**DATASET ROWS**

--- start ---

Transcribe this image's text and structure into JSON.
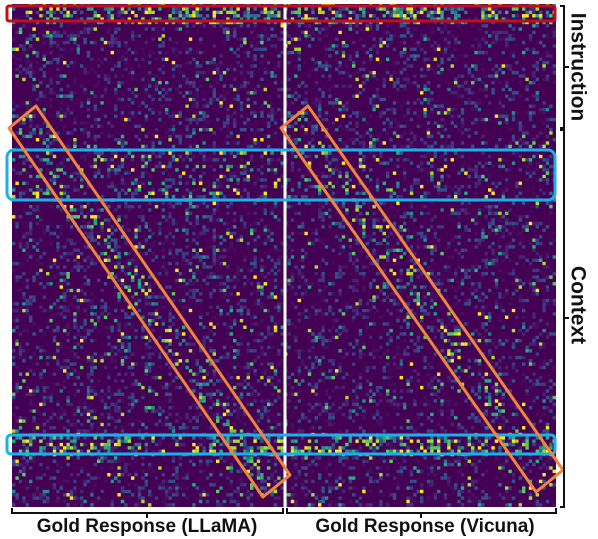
{
  "chart_data": {
    "type": "heatmap",
    "colormap": "viridis",
    "colors": {
      "background": "#440154",
      "instruction_box": "#c0101e",
      "context_box": "#1ab0e8",
      "diagonal_box": "#f0843c",
      "divider": "#ffffff",
      "bracket": "#111111"
    },
    "panels": [
      {
        "label": "Gold Response (LLaMA)"
      },
      {
        "label": "Gold Response (Vicuna)"
      }
    ],
    "y_labels": {
      "instruction": "Instruction",
      "context": "Context"
    },
    "xlabel": "",
    "ylabel": "",
    "grid": false,
    "legend": "none"
  }
}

--- end ---

**INSTRUCTIONS TO FOLLOW**
Restate the entire listing word for word, excluding pictures.

**RESULT BELOW**
Transcribe this image's text and structure into JSON.
{
  "chart_data": {
    "type": "heatmap",
    "colormap": "viridis",
    "colors": {
      "background": "#440154",
      "instruction_box": "#c0101e",
      "context_box": "#1ab0e8",
      "diagonal_box": "#f0843c",
      "divider": "#ffffff",
      "bracket": "#111111"
    },
    "panels": [
      {
        "label": "Gold Response (LLaMA)"
      },
      {
        "label": "Gold Response (Vicuna)"
      }
    ],
    "y_labels": {
      "instruction": "Instruction",
      "context": "Context"
    },
    "xlabel": "",
    "ylabel": "",
    "grid": false,
    "legend": "none"
  }
}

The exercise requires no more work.